* _EXERCISE DIRECTIONS_:
Each record below should appear again exactly as written.

# EXCERPTED RECORDS start

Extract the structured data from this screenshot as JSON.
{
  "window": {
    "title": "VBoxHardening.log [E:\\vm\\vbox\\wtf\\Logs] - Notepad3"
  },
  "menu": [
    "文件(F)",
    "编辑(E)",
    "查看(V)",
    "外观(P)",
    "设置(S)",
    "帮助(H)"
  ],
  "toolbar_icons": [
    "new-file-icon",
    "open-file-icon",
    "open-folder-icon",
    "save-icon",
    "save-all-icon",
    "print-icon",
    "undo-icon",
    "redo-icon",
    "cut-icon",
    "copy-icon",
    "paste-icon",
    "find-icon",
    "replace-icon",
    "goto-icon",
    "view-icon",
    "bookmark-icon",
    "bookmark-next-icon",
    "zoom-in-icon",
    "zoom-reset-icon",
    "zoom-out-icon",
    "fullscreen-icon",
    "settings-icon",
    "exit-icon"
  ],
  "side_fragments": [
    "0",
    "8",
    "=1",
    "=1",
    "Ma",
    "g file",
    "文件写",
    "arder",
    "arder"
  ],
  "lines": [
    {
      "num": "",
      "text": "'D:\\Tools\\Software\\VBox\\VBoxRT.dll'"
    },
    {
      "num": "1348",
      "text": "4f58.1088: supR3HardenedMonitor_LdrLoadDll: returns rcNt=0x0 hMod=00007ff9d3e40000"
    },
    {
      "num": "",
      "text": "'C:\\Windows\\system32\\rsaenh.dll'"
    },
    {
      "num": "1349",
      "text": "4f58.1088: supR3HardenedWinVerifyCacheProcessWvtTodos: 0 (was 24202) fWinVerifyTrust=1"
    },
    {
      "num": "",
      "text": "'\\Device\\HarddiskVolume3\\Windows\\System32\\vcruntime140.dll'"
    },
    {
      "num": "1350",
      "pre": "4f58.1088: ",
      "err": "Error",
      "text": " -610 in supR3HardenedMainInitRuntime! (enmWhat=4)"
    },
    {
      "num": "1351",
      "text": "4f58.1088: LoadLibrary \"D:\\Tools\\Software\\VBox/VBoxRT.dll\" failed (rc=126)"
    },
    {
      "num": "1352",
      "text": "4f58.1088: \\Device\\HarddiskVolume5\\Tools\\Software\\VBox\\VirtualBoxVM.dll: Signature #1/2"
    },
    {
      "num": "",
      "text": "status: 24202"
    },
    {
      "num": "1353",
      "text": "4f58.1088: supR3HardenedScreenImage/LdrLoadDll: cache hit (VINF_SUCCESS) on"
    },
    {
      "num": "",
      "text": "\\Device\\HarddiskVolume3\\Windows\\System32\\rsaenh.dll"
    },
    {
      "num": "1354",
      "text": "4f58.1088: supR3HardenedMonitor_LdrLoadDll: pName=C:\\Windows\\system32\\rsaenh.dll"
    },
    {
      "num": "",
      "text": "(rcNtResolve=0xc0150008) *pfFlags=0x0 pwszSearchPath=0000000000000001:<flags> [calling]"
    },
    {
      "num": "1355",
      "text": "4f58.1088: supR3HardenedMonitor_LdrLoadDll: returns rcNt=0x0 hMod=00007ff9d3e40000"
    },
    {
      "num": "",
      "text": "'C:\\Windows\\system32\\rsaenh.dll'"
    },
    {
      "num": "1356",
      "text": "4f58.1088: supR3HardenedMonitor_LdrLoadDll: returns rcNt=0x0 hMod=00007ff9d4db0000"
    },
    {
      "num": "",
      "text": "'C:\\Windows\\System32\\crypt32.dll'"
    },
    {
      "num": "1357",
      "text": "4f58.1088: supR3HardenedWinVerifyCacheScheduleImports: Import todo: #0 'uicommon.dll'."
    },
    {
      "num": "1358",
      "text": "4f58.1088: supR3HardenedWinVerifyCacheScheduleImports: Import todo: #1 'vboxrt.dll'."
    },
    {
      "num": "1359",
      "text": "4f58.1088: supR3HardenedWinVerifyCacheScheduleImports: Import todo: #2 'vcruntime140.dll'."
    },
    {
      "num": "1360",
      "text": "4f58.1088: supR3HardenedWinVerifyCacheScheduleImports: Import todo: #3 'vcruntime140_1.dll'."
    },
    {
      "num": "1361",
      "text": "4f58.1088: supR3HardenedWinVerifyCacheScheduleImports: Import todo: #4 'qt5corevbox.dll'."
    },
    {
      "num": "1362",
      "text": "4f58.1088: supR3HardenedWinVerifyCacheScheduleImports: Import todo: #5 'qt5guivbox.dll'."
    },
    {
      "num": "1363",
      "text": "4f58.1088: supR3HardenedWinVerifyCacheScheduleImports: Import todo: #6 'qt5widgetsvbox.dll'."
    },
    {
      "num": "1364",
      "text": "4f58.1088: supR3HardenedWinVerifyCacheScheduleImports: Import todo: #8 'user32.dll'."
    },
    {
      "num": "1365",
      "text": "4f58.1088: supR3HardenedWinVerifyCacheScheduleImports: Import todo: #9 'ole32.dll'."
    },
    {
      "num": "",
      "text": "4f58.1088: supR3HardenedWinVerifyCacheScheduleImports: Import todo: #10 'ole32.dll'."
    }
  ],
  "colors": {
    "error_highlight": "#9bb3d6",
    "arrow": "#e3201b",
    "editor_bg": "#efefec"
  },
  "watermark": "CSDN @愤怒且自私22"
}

# EXCERPTED RECORDS end

* _SOLUTION FOR THIS EXERCISE_:
Extract the structured data from this screenshot as JSON.
{
  "window": {
    "title": "VBoxHardening.log [E:\\vm\\vbox\\wtf\\Logs] - Notepad3"
  },
  "menu": [
    "文件(F)",
    "编辑(E)",
    "查看(V)",
    "外观(P)",
    "设置(S)",
    "帮助(H)"
  ],
  "toolbar_icons": [
    "new-file-icon",
    "open-file-icon",
    "open-folder-icon",
    "save-icon",
    "save-all-icon",
    "print-icon",
    "undo-icon",
    "redo-icon",
    "cut-icon",
    "copy-icon",
    "paste-icon",
    "find-icon",
    "replace-icon",
    "goto-icon",
    "view-icon",
    "bookmark-icon",
    "bookmark-next-icon",
    "zoom-in-icon",
    "zoom-reset-icon",
    "zoom-out-icon",
    "fullscreen-icon",
    "settings-icon",
    "exit-icon"
  ],
  "side_fragments": [
    "0",
    "8",
    "=1",
    "=1",
    "Ma",
    "g file",
    "文件写",
    "arder",
    "arder"
  ],
  "lines": [
    {
      "num": "",
      "text": "'D:\\Tools\\Software\\VBox\\VBoxRT.dll'"
    },
    {
      "num": "1348",
      "text": "4f58.1088: supR3HardenedMonitor_LdrLoadDll: returns rcNt=0x0 hMod=00007ff9d3e40000"
    },
    {
      "num": "",
      "text": "'C:\\Windows\\system32\\rsaenh.dll'"
    },
    {
      "num": "1349",
      "text": "4f58.1088: supR3HardenedWinVerifyCacheProcessWvtTodos: 0 (was 24202) fWinVerifyTrust=1"
    },
    {
      "num": "",
      "text": "'\\Device\\HarddiskVolume3\\Windows\\System32\\vcruntime140.dll'"
    },
    {
      "num": "1350",
      "pre": "4f58.1088: ",
      "err": "Error",
      "text": " -610 in supR3HardenedMainInitRuntime! (enmWhat=4)"
    },
    {
      "num": "1351",
      "text": "4f58.1088: LoadLibrary \"D:\\Tools\\Software\\VBox/VBoxRT.dll\" failed (rc=126)"
    },
    {
      "num": "1352",
      "text": "4f58.1088: \\Device\\HarddiskVolume5\\Tools\\Software\\VBox\\VirtualBoxVM.dll: Signature #1/2"
    },
    {
      "num": "",
      "text": "status: 24202"
    },
    {
      "num": "1353",
      "text": "4f58.1088: supR3HardenedScreenImage/LdrLoadDll: cache hit (VINF_SUCCESS) on"
    },
    {
      "num": "",
      "text": "\\Device\\HarddiskVolume3\\Windows\\System32\\rsaenh.dll"
    },
    {
      "num": "1354",
      "text": "4f58.1088: supR3HardenedMonitor_LdrLoadDll: pName=C:\\Windows\\system32\\rsaenh.dll"
    },
    {
      "num": "",
      "text": "(rcNtResolve=0xc0150008) *pfFlags=0x0 pwszSearchPath=0000000000000001:<flags> [calling]"
    },
    {
      "num": "1355",
      "text": "4f58.1088: supR3HardenedMonitor_LdrLoadDll: returns rcNt=0x0 hMod=00007ff9d3e40000"
    },
    {
      "num": "",
      "text": "'C:\\Windows\\system32\\rsaenh.dll'"
    },
    {
      "num": "1356",
      "text": "4f58.1088: supR3HardenedMonitor_LdrLoadDll: returns rcNt=0x0 hMod=00007ff9d4db0000"
    },
    {
      "num": "",
      "text": "'C:\\Windows\\System32\\crypt32.dll'"
    },
    {
      "num": "1357",
      "text": "4f58.1088: supR3HardenedWinVerifyCacheScheduleImports: Import todo: #0 'uicommon.dll'."
    },
    {
      "num": "1358",
      "text": "4f58.1088: supR3HardenedWinVerifyCacheScheduleImports: Import todo: #1 'vboxrt.dll'."
    },
    {
      "num": "1359",
      "text": "4f58.1088: supR3HardenedWinVerifyCacheScheduleImports: Import todo: #2 'vcruntime140.dll'."
    },
    {
      "num": "1360",
      "text": "4f58.1088: supR3HardenedWinVerifyCacheScheduleImports: Import todo: #3 'vcruntime140_1.dll'."
    },
    {
      "num": "1361",
      "text": "4f58.1088: supR3HardenedWinVerifyCacheScheduleImports: Import todo: #4 'qt5corevbox.dll'."
    },
    {
      "num": "1362",
      "text": "4f58.1088: supR3HardenedWinVerifyCacheScheduleImports: Import todo: #5 'qt5guivbox.dll'."
    },
    {
      "num": "1363",
      "text": "4f58.1088: supR3HardenedWinVerifyCacheScheduleImports: Import todo: #6 'qt5widgetsvbox.dll'."
    },
    {
      "num": "1364",
      "text": "4f58.1088: supR3HardenedWinVerifyCacheScheduleImports: Import todo: #8 'user32.dll'."
    },
    {
      "num": "1365",
      "text": "4f58.1088: supR3HardenedWinVerifyCacheScheduleImports: Import todo: #9 'ole32.dll'."
    },
    {
      "num": "",
      "text": "4f58.1088: supR3HardenedWinVerifyCacheScheduleImports: Import todo: #10 'ole32.dll'."
    }
  ],
  "colors": {
    "error_highlight": "#9bb3d6",
    "arrow": "#e3201b",
    "editor_bg": "#efefec"
  },
  "watermark": "CSDN @愤怒且自私22"
}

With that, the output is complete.